Exercise task |
Copy each line that has the string "буде" somewhere in it.

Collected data
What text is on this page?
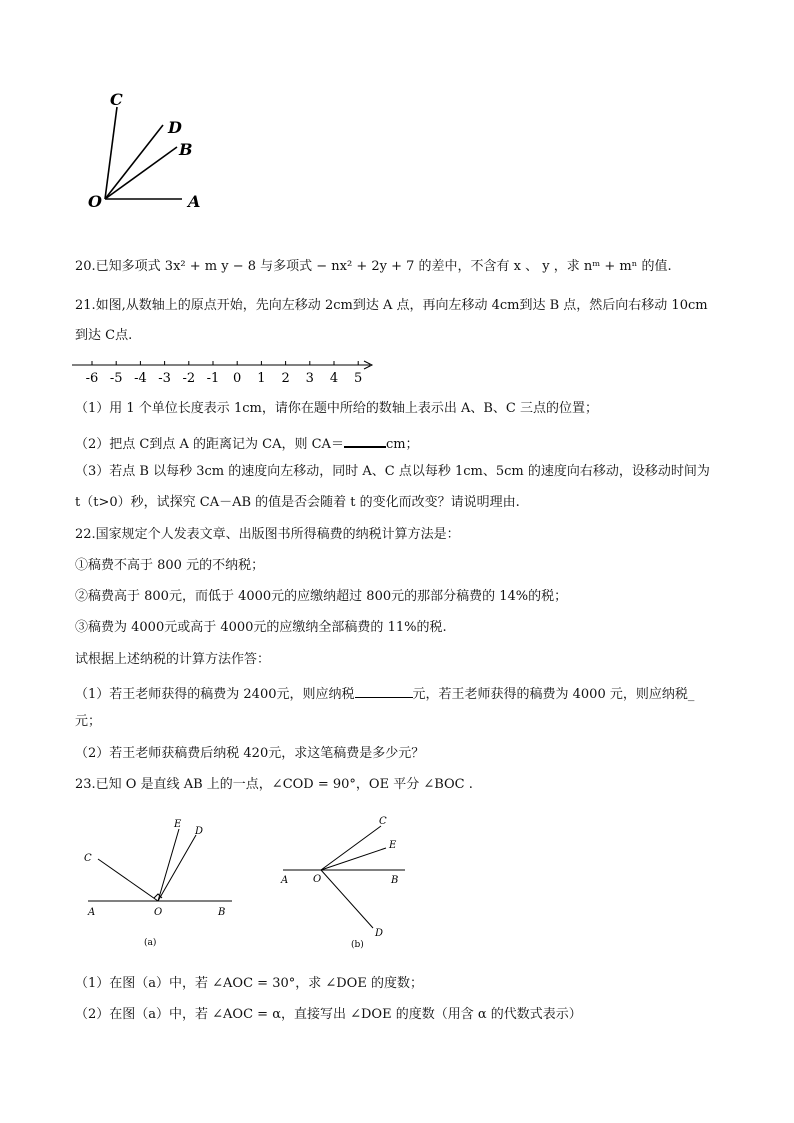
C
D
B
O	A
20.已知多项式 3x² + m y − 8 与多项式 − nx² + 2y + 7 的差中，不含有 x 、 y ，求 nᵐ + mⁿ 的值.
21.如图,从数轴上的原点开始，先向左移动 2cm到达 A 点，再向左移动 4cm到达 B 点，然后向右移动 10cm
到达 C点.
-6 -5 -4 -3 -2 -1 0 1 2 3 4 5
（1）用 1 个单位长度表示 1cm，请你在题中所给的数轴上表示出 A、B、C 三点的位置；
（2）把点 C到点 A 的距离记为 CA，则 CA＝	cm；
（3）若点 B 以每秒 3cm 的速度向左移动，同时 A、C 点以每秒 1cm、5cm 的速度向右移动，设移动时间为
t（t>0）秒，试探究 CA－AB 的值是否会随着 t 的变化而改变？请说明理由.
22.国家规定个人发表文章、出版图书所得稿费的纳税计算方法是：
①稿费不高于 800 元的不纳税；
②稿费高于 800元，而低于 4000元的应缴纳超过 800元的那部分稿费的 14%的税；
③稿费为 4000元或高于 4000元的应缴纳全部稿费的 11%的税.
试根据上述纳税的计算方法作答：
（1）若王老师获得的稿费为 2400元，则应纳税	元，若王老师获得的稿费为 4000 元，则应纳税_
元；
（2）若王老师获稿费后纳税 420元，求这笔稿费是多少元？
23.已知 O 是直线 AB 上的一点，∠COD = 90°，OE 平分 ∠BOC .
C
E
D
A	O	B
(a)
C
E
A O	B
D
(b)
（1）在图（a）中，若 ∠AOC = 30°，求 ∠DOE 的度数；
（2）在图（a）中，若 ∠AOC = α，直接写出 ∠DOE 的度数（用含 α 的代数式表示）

...

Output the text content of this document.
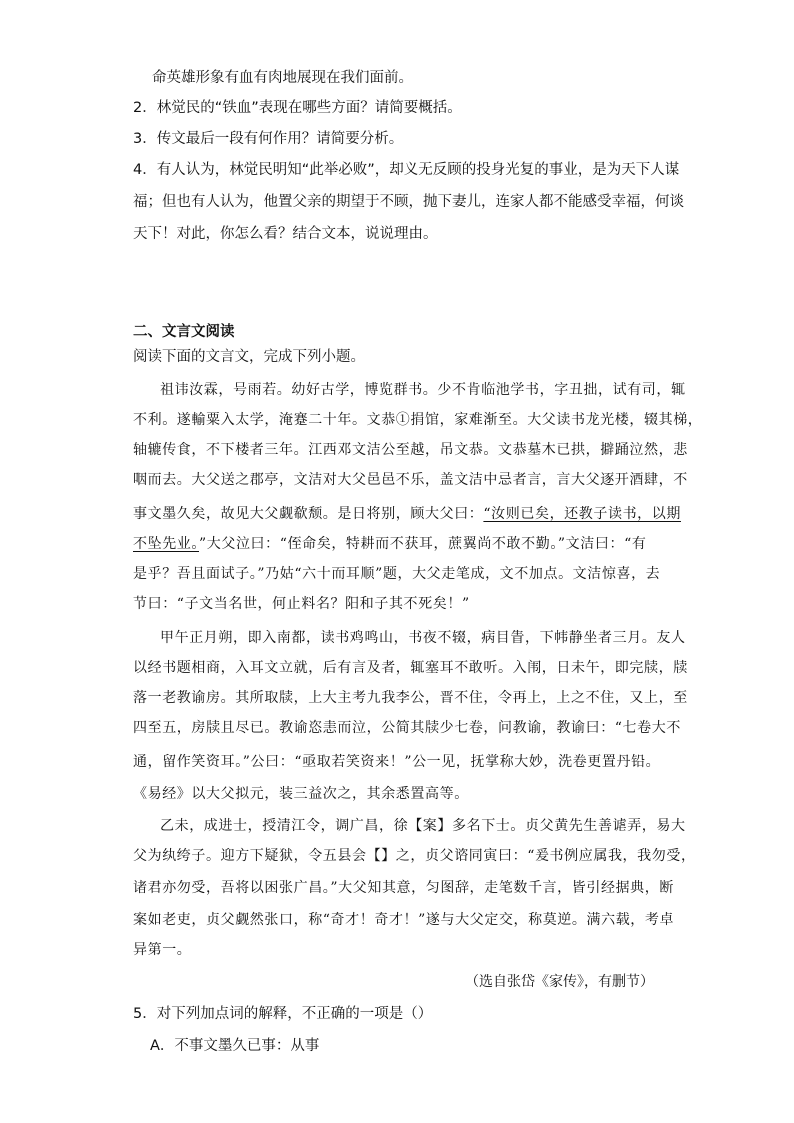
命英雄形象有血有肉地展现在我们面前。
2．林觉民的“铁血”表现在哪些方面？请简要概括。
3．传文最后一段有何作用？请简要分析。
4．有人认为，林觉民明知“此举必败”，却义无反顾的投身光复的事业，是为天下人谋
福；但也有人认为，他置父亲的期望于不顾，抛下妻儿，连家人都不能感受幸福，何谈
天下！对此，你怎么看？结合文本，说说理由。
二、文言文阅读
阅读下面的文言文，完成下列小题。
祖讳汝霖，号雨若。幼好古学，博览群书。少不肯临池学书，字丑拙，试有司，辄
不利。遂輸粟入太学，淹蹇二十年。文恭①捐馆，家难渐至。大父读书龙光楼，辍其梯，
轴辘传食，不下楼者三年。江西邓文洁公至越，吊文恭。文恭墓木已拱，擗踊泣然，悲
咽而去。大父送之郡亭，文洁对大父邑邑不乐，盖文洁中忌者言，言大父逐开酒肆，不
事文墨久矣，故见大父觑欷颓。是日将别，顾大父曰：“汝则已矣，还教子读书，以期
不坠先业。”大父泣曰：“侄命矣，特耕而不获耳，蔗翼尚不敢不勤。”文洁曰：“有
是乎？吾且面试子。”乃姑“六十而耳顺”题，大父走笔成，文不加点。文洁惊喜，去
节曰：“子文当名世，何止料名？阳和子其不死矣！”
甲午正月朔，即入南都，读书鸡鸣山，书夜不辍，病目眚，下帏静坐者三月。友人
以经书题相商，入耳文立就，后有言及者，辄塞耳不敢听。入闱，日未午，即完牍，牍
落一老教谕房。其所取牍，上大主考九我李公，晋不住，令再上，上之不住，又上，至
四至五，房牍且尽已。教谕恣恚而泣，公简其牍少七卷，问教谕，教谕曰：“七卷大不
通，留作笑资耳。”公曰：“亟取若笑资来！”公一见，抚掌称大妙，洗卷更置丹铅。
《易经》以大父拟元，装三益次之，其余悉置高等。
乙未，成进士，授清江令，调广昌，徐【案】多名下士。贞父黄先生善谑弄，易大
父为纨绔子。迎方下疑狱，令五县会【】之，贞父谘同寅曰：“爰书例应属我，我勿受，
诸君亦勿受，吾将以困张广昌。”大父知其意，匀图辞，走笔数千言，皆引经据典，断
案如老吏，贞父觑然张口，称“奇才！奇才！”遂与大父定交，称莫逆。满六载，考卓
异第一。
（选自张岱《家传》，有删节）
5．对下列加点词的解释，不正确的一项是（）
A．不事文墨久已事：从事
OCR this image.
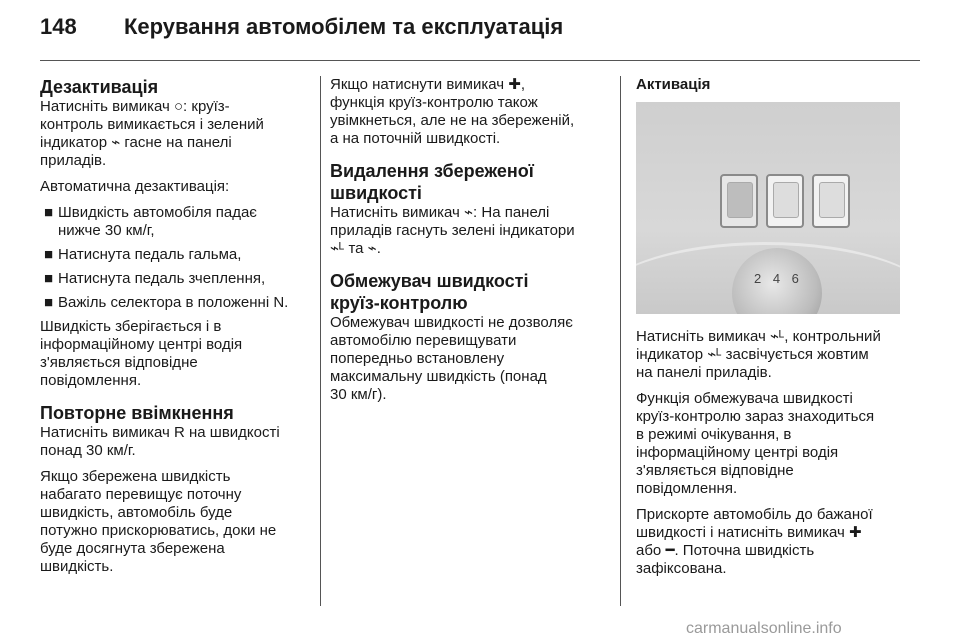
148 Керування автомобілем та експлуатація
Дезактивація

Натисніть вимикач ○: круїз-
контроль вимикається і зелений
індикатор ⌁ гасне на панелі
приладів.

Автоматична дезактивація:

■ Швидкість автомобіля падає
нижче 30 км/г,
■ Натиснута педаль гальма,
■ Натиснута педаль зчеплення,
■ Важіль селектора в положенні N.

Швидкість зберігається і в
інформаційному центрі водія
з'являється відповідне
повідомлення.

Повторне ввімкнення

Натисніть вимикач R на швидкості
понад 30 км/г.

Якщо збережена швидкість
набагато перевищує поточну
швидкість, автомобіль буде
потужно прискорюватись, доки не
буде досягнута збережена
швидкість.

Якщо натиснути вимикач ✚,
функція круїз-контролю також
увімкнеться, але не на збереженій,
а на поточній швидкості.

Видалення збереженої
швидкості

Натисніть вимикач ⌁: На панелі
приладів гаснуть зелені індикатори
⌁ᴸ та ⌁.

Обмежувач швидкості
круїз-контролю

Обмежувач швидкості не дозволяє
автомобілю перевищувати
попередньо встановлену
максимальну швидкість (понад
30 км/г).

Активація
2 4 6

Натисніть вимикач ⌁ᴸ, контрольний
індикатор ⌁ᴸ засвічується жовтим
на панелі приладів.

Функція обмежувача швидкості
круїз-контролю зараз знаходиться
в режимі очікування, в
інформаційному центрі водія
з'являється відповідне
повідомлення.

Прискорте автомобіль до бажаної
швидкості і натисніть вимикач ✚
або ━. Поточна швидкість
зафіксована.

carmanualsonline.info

Output for this exercise |
швидкість, автомобіль буде
буде досягнута збережена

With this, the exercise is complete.